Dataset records
..........

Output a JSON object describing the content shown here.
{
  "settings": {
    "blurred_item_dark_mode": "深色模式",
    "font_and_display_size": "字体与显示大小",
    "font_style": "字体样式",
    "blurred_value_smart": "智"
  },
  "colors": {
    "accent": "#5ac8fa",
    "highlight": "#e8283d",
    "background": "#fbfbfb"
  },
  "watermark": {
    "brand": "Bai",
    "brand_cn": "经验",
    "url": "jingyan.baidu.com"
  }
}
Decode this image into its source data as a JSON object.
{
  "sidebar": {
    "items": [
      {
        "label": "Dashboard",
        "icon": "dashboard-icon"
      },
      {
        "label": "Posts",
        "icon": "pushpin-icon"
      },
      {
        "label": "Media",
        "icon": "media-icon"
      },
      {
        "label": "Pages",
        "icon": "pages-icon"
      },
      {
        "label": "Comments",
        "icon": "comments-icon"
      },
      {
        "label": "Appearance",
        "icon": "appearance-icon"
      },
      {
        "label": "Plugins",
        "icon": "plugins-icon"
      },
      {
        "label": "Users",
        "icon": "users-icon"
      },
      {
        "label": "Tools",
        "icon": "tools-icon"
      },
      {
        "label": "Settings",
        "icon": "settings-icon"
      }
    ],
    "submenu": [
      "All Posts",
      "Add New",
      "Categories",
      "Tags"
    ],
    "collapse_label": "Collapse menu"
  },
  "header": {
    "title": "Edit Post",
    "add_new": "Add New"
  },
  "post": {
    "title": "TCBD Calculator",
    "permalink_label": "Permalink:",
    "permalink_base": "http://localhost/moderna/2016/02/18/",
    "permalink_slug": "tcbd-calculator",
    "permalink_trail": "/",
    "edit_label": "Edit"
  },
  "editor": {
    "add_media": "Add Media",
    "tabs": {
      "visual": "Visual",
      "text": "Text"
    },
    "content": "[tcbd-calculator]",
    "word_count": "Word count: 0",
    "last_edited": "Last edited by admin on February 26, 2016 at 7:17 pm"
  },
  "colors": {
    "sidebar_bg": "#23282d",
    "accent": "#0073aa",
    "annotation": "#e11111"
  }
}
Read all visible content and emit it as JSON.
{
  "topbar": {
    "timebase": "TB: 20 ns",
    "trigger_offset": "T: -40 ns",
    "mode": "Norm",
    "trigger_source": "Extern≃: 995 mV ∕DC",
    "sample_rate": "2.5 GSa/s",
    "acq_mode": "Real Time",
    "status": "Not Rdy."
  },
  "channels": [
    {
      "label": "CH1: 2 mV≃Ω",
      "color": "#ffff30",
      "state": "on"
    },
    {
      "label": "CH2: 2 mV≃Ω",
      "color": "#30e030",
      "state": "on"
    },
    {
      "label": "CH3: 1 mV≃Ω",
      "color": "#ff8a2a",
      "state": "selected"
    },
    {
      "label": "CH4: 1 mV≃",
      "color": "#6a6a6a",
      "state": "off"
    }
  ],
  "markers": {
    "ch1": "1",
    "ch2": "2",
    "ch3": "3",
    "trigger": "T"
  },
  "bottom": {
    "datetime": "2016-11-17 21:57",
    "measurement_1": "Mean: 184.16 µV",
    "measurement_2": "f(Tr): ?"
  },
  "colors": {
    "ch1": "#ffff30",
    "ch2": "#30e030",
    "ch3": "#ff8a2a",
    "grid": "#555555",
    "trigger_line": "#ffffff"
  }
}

..........

YOUR GOAL –
Check each line of these records for the string "object" and state only how many lines have it.

EXERCISE ANSWER –
2